---------- Records for this exercise
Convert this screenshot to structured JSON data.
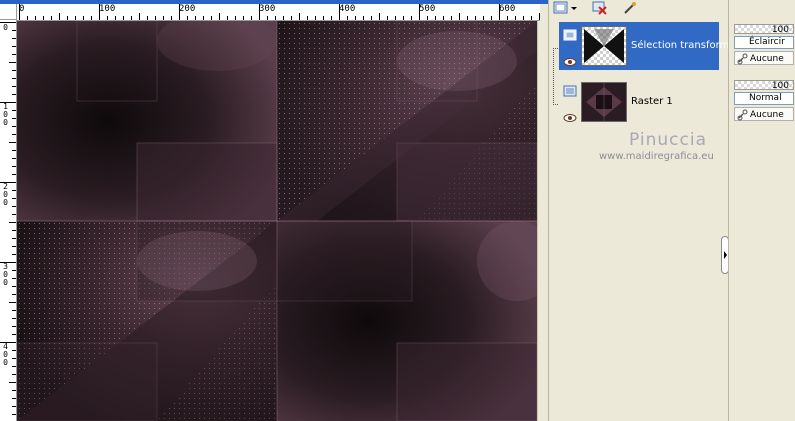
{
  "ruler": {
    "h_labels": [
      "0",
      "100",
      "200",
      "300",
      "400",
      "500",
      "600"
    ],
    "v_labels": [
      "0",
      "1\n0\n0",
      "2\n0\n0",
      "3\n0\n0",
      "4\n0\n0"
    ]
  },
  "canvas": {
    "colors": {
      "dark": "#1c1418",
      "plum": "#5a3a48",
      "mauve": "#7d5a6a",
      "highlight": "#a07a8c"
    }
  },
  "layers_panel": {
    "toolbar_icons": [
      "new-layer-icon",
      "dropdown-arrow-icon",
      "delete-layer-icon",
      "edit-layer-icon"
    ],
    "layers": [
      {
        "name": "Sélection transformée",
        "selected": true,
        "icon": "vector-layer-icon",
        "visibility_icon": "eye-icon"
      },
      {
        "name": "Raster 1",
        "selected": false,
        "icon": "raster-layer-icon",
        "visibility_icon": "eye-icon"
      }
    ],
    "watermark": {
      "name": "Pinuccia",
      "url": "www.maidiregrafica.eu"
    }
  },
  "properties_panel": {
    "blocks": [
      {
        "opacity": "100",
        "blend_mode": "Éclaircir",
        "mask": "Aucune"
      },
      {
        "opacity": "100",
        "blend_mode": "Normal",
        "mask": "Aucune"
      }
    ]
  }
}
--------------------
### Short task
Copy everything in the records above except the pictures, exactly as written.

### Answer
Convert this screenshot to structured JSON data.
{
  "ruler": {
    "h_labels": [
      "0",
      "100",
      "200",
      "300",
      "400",
      "500",
      "600"
    ],
    "v_labels": [
      "0",
      "1\n0\n0",
      "2\n0\n0",
      "3\n0\n0",
      "4\n0\n0"
    ]
  },
  "canvas": {
    "colors": {
      "dark": "#1c1418",
      "plum": "#5a3a48",
      "mauve": "#7d5a6a",
      "highlight": "#a07a8c"
    }
  },
  "layers_panel": {
    "toolbar_icons": [
      "new-layer-icon",
      "dropdown-arrow-icon",
      "delete-layer-icon",
      "edit-layer-icon"
    ],
    "layers": [
      {
        "name": "Sélection transformée",
        "selected": true,
        "icon": "vector-layer-icon",
        "visibility_icon": "eye-icon"
      },
      {
        "name": "Raster 1",
        "selected": false,
        "icon": "raster-layer-icon",
        "visibility_icon": "eye-icon"
      }
    ],
    "watermark": {
      "name": "Pinuccia",
      "url": "www.maidiregrafica.eu"
    }
  },
  "properties_panel": {
    "blocks": [
      {
        "opacity": "100",
        "blend_mode": "Éclaircir",
        "mask": "Aucune"
      },
      {
        "opacity": "100",
        "blend_mode": "Normal",
        "mask": "Aucune"
      }
    ]
  }
}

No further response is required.